__PROBLEM REQUIREMENTS__:
Examine the entries and show every line in which the word "USDT" is found.

__Dataset items__:
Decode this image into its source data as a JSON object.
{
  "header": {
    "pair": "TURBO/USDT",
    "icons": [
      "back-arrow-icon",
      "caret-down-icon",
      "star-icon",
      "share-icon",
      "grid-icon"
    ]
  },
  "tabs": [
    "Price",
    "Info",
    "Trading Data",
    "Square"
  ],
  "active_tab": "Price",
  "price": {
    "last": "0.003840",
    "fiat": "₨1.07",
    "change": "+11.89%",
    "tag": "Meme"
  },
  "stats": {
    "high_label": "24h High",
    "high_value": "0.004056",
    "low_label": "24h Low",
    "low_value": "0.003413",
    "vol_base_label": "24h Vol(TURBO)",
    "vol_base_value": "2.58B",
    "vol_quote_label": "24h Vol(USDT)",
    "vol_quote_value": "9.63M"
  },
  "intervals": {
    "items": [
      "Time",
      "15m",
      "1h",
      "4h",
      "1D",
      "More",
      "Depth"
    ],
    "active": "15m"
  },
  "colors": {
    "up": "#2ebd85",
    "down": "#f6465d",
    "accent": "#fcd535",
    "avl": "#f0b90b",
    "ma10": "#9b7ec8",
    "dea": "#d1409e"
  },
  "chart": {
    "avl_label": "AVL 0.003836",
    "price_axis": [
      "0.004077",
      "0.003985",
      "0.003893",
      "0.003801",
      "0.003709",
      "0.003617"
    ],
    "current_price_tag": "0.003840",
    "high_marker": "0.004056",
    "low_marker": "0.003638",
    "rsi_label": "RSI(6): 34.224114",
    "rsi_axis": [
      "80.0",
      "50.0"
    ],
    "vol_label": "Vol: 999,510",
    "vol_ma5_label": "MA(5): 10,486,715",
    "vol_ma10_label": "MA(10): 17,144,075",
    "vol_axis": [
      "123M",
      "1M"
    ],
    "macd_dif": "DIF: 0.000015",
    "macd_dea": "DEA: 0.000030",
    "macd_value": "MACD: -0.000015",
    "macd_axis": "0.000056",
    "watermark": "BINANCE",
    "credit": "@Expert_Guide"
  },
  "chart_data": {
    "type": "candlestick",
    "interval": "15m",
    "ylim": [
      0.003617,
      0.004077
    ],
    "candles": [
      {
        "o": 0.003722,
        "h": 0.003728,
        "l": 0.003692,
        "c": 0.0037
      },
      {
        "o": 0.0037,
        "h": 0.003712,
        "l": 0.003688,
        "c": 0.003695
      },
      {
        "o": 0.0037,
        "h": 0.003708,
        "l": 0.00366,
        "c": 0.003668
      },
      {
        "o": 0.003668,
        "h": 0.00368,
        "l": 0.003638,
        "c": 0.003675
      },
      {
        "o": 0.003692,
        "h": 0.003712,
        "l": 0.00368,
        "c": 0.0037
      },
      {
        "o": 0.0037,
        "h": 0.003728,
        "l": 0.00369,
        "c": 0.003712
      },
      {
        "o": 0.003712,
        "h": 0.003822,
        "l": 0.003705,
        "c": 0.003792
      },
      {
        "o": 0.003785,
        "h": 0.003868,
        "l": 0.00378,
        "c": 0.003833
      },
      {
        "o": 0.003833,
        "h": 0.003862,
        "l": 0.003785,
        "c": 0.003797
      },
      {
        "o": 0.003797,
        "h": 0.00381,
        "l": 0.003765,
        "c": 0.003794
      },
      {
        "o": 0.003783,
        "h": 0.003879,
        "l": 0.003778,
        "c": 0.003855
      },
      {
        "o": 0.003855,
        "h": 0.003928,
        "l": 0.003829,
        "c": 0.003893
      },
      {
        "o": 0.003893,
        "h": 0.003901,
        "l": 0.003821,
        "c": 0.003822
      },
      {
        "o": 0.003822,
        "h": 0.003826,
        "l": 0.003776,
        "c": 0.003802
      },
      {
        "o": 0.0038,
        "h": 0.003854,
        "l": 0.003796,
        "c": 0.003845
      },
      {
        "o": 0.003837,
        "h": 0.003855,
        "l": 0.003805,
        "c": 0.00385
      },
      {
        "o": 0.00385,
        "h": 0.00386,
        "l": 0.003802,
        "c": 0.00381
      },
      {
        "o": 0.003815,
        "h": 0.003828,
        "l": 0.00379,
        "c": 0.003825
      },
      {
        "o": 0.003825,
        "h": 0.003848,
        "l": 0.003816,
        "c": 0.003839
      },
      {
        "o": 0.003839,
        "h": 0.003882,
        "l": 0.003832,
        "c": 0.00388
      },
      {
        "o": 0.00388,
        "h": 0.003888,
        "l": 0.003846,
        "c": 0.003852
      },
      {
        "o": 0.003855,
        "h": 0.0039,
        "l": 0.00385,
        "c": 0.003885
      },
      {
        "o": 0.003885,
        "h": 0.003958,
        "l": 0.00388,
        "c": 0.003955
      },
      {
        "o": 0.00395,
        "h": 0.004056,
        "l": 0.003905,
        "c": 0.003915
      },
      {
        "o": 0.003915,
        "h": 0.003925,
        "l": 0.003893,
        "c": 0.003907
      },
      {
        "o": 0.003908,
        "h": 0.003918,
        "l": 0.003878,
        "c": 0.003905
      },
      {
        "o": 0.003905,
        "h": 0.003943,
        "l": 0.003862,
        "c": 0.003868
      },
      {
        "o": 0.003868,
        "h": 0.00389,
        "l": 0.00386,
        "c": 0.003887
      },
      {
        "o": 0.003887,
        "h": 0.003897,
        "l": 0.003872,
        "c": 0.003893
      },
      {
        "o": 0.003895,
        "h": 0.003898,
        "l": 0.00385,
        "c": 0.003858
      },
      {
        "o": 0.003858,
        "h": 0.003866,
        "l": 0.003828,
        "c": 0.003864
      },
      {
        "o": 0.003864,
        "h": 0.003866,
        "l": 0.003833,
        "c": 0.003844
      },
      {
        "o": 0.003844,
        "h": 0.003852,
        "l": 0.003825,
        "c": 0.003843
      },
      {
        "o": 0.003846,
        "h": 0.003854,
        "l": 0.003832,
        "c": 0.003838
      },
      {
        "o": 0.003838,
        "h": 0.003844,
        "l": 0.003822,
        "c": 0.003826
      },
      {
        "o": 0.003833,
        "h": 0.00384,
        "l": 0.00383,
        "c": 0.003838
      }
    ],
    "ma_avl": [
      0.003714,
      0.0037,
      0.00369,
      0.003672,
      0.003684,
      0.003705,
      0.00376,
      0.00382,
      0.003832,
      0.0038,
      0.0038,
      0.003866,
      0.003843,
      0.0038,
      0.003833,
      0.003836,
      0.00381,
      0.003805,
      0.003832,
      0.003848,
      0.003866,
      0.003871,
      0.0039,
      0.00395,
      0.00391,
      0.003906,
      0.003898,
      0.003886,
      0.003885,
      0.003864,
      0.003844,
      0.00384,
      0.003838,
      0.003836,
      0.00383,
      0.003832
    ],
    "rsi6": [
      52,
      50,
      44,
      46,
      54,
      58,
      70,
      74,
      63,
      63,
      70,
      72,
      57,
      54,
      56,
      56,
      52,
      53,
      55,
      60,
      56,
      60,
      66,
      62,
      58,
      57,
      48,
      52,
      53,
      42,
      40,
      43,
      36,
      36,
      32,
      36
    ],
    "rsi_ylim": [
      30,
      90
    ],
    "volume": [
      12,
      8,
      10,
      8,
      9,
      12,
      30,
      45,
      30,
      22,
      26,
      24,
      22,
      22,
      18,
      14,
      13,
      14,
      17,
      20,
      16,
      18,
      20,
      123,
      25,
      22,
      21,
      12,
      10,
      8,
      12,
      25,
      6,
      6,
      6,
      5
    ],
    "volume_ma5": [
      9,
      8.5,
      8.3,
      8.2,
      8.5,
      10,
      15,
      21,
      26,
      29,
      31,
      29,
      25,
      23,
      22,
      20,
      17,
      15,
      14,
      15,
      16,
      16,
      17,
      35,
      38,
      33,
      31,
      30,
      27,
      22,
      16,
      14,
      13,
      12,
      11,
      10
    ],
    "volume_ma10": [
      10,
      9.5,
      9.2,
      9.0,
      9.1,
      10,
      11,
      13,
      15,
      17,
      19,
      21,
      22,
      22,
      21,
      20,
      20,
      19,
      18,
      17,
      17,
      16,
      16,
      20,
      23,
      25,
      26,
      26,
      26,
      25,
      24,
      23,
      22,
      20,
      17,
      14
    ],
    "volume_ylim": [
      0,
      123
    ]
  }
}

__OUTPUT FOR THIS EXERCISE__:
    "pair": "TURBO/USDT",
    "vol_quote_label": "24h Vol(USDT)",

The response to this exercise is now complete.